▶ Task goal: Note how many lines hold "What" and report that number by itself.

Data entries
-.-.-
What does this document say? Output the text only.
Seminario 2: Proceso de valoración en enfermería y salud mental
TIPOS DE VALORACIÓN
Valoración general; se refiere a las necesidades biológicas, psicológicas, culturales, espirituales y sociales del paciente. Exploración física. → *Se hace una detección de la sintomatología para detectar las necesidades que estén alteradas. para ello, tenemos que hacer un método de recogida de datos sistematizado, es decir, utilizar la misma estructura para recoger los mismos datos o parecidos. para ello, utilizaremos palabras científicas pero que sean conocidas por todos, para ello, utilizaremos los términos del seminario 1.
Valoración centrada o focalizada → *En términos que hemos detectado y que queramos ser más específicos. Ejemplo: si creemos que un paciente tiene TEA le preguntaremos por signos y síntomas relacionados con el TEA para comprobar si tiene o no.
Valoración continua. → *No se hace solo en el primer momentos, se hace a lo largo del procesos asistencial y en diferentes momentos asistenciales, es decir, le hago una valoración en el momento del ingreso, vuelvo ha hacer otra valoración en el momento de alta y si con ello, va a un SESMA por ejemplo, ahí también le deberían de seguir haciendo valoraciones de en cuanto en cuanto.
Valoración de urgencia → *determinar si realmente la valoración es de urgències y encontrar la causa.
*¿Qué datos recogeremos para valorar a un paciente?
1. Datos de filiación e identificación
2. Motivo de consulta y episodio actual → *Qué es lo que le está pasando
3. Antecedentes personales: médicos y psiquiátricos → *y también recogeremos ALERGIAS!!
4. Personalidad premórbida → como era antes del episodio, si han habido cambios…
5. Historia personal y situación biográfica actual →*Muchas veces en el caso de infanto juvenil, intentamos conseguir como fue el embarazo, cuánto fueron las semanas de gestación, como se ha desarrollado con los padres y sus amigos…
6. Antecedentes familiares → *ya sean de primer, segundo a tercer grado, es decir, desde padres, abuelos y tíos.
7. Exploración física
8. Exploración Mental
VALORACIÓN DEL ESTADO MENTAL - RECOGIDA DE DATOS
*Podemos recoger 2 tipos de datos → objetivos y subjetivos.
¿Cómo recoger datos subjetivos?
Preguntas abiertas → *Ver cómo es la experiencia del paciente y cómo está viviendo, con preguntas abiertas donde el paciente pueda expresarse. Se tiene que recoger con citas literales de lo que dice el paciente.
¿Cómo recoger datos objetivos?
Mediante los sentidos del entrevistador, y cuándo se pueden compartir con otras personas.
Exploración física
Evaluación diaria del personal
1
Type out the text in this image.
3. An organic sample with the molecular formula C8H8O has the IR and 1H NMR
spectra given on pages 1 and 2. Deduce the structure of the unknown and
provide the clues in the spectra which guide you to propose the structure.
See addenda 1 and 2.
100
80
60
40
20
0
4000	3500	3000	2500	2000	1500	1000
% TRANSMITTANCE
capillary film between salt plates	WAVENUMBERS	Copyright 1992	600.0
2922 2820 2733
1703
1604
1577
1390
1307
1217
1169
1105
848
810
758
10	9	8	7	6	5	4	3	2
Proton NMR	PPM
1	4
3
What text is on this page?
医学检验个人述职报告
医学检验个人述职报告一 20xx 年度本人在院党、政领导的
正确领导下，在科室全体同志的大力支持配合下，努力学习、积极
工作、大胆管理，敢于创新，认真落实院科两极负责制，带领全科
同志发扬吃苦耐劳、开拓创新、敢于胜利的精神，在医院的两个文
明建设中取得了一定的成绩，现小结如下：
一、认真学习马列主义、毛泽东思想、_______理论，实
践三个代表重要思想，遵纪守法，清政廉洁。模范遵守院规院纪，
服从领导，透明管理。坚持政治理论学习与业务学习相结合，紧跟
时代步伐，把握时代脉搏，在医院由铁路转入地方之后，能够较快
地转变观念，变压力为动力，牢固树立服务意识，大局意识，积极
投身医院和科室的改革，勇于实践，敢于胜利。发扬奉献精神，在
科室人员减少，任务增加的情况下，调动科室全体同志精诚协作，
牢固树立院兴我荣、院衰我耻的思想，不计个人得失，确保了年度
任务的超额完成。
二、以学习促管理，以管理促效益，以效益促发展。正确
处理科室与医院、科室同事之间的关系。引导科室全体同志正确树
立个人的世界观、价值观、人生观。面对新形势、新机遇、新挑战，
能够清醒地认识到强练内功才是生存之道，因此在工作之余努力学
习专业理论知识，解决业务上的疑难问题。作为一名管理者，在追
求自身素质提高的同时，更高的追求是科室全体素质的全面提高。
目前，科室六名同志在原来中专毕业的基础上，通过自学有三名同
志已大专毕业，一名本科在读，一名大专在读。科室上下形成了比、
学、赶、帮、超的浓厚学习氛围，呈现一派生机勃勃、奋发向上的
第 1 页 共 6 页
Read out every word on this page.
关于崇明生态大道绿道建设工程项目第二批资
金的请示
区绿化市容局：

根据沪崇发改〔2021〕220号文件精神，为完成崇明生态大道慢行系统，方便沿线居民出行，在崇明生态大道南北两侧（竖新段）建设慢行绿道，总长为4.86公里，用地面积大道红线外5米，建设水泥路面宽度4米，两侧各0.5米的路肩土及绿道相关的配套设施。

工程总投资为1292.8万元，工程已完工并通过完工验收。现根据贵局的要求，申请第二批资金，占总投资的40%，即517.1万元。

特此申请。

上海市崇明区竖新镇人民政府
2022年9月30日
-.-.-
▶ Solution below: 2